──────── Records shown ────────

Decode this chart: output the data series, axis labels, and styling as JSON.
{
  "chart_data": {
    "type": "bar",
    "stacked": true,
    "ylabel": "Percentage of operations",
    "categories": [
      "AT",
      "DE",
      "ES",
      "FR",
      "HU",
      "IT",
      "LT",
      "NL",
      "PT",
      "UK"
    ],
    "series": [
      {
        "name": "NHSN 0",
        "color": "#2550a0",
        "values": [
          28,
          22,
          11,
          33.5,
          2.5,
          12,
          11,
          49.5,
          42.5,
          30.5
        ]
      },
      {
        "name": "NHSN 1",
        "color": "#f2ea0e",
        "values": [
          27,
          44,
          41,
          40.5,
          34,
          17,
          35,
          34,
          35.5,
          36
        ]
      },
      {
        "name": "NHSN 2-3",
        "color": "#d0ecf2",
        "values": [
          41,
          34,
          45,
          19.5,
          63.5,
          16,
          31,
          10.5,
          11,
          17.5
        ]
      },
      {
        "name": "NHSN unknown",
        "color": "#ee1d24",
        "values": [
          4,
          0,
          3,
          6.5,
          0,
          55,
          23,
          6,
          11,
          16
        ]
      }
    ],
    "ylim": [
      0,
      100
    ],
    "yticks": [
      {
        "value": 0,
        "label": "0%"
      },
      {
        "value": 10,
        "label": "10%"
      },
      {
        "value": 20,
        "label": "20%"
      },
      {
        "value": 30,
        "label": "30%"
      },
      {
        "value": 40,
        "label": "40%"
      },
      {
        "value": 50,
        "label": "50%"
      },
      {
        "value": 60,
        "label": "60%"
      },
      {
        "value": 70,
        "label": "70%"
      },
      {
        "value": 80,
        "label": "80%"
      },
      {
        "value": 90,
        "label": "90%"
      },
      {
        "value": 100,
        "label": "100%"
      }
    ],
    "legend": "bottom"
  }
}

────────

:: Aim ::
From the listing above, extract every line exactly as it stands.

:: Result of this task ::
Decode this chart: output the data series, axis labels, and styling as JSON.
{
  "chart_data": {
    "type": "bar",
    "stacked": true,
    "ylabel": "Percentage of operations",
    "categories": [
      "AT",
      "DE",
      "ES",
      "FR",
      "HU",
      "IT",
      "LT",
      "NL",
      "PT",
      "UK"
    ],
    "series": [
      {
        "name": "NHSN 0",
        "color": "#2550a0",
        "values": [
          28,
          22,
          11,
          33.5,
          2.5,
          12,
          11,
          49.5,
          42.5,
          30.5
        ]
      },
      {
        "name": "NHSN 1",
        "color": "#f2ea0e",
        "values": [
          27,
          44,
          41,
          40.5,
          34,
          17,
          35,
          34,
          35.5,
          36
        ]
      },
      {
        "name": "NHSN 2-3",
        "color": "#d0ecf2",
        "values": [
          41,
          34,
          45,
          19.5,
          63.5,
          16,
          31,
          10.5,
          11,
          17.5
        ]
      },
      {
        "name": "NHSN unknown",
        "color": "#ee1d24",
        "values": [
          4,
          0,
          3,
          6.5,
          0,
          55,
          23,
          6,
          11,
          16
        ]
      }
    ],
    "ylim": [
      0,
      100
    ],
    "yticks": [
      {
        "value": 0,
        "label": "0%"
      },
      {
        "value": 10,
        "label": "10%"
      },
      {
        "value": 20,
        "label": "20%"
      },
      {
        "value": 30,
        "label": "30%"
      },
      {
        "value": 40,
        "label": "40%"
      },
      {
        "value": 50,
        "label": "50%"
      },
      {
        "value": 60,
        "label": "60%"
      },
      {
        "value": 70,
        "label": "70%"
      },
      {
        "value": 80,
        "label": "80%"
      },
      {
        "value": 90,
        "label": "90%"
      },
      {
        "value": 100,
        "label": "100%"
      }
    ],
    "legend": "bottom"
  }
}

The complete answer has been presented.